What the task asks — Each record below must be returned exactly as shown.

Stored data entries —

▼

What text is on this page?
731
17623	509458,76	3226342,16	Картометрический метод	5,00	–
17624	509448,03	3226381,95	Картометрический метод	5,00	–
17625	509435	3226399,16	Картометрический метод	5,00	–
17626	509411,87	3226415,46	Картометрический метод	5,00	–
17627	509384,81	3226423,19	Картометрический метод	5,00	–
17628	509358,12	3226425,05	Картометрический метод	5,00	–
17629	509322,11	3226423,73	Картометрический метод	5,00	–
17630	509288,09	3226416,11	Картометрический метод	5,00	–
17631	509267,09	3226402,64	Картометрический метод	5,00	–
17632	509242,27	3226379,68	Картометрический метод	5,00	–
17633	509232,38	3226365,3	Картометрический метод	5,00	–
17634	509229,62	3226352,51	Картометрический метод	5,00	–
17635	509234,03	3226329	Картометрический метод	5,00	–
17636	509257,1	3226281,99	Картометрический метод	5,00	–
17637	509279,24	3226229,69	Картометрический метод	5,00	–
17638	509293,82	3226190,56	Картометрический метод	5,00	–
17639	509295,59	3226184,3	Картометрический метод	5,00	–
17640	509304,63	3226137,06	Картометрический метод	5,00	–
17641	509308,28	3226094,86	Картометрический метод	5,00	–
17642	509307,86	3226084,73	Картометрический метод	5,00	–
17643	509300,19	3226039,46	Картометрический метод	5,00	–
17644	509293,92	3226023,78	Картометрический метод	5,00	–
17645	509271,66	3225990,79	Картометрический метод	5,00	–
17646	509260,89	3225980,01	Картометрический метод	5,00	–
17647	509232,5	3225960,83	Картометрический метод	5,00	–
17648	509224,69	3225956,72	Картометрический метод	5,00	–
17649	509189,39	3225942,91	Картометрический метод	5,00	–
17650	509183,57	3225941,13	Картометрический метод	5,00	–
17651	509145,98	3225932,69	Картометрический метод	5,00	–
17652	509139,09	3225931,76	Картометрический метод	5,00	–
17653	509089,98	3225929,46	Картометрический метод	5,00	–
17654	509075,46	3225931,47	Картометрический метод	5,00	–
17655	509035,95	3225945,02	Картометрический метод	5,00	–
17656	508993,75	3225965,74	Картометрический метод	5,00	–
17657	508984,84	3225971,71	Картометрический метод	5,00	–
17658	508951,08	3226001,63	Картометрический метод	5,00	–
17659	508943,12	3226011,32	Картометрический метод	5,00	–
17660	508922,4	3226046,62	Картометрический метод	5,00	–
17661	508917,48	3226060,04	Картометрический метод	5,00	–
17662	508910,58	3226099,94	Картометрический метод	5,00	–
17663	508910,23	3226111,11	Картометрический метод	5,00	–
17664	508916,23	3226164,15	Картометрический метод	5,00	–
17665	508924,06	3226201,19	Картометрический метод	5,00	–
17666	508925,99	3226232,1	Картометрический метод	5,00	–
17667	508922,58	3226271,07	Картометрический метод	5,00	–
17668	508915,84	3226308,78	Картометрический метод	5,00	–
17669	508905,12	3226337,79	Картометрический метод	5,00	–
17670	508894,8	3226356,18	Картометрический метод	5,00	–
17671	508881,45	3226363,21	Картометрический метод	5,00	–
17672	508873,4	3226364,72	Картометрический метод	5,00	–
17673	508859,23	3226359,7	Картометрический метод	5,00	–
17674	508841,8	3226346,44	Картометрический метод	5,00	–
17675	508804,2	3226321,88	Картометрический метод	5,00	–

▲

Exercise result —
What text is on this page?
731
17623	509458,76	3226342,16	Картометрический метод	5,00	–
17624	509448,03	3226381,95	Картометрический метод	5,00	–
17625	509435	3226399,16	Картометрический метод	5,00	–
17626	509411,87	3226415,46	Картометрический метод	5,00	–
17627	509384,81	3226423,19	Картометрический метод	5,00	–
17628	509358,12	3226425,05	Картометрический метод	5,00	–
17629	509322,11	3226423,73	Картометрический метод	5,00	–
17630	509288,09	3226416,11	Картометрический метод	5,00	–
17631	509267,09	3226402,64	Картометрический метод	5,00	–
17632	509242,27	3226379,68	Картометрический метод	5,00	–
17633	509232,38	3226365,3	Картометрический метод	5,00	–
17634	509229,62	3226352,51	Картометрический метод	5,00	–
17635	509234,03	3226329	Картометрический метод	5,00	–
17636	509257,1	3226281,99	Картометрический метод	5,00	–
17637	509279,24	3226229,69	Картометрический метод	5,00	–
17638	509293,82	3226190,56	Картометрический метод	5,00	–
17639	509295,59	3226184,3	Картометрический метод	5,00	–
17640	509304,63	3226137,06	Картометрический метод	5,00	–
17641	509308,28	3226094,86	Картометрический метод	5,00	–
17642	509307,86	3226084,73	Картометрический метод	5,00	–
17643	509300,19	3226039,46	Картометрический метод	5,00	–
17644	509293,92	3226023,78	Картометрический метод	5,00	–
17645	509271,66	3225990,79	Картометрический метод	5,00	–
17646	509260,89	3225980,01	Картометрический метод	5,00	–
17647	509232,5	3225960,83	Картометрический метод	5,00	–
17648	509224,69	3225956,72	Картометрический метод	5,00	–
17649	509189,39	3225942,91	Картометрический метод	5,00	–
17650	509183,57	3225941,13	Картометрический метод	5,00	–
17651	509145,98	3225932,69	Картометрический метод	5,00	–
17652	509139,09	3225931,76	Картометрический метод	5,00	–
17653	509089,98	3225929,46	Картометрический метод	5,00	–
17654	509075,46	3225931,47	Картометрический метод	5,00	–
17655	509035,95	3225945,02	Картометрический метод	5,00	–
17656	508993,75	3225965,74	Картометрический метод	5,00	–
17657	508984,84	3225971,71	Картометрический метод	5,00	–
17658	508951,08	3226001,63	Картометрический метод	5,00	–
17659	508943,12	3226011,32	Картометрический метод	5,00	–
17660	508922,4	3226046,62	Картометрический метод	5,00	–
17661	508917,48	3226060,04	Картометрический метод	5,00	–
17662	508910,58	3226099,94	Картометрический метод	5,00	–
17663	508910,23	3226111,11	Картометрический метод	5,00	–
17664	508916,23	3226164,15	Картометрический метод	5,00	–
17665	508924,06	3226201,19	Картометрический метод	5,00	–
17666	508925,99	3226232,1	Картометрический метод	5,00	–
17667	508922,58	3226271,07	Картометрический метод	5,00	–
17668	508915,84	3226308,78	Картометрический метод	5,00	–
17669	508905,12	3226337,79	Картометрический метод	5,00	–
17670	508894,8	3226356,18	Картометрический метод	5,00	–
17671	508881,45	3226363,21	Картометрический метод	5,00	–
17672	508873,4	3226364,72	Картометрический метод	5,00	–
17673	508859,23	3226359,7	Картометрический метод	5,00	–
17674	508841,8	3226346,44	Картометрический метод	5,00	–
17675	508804,2	3226321,88	Картометрический метод	5,00	–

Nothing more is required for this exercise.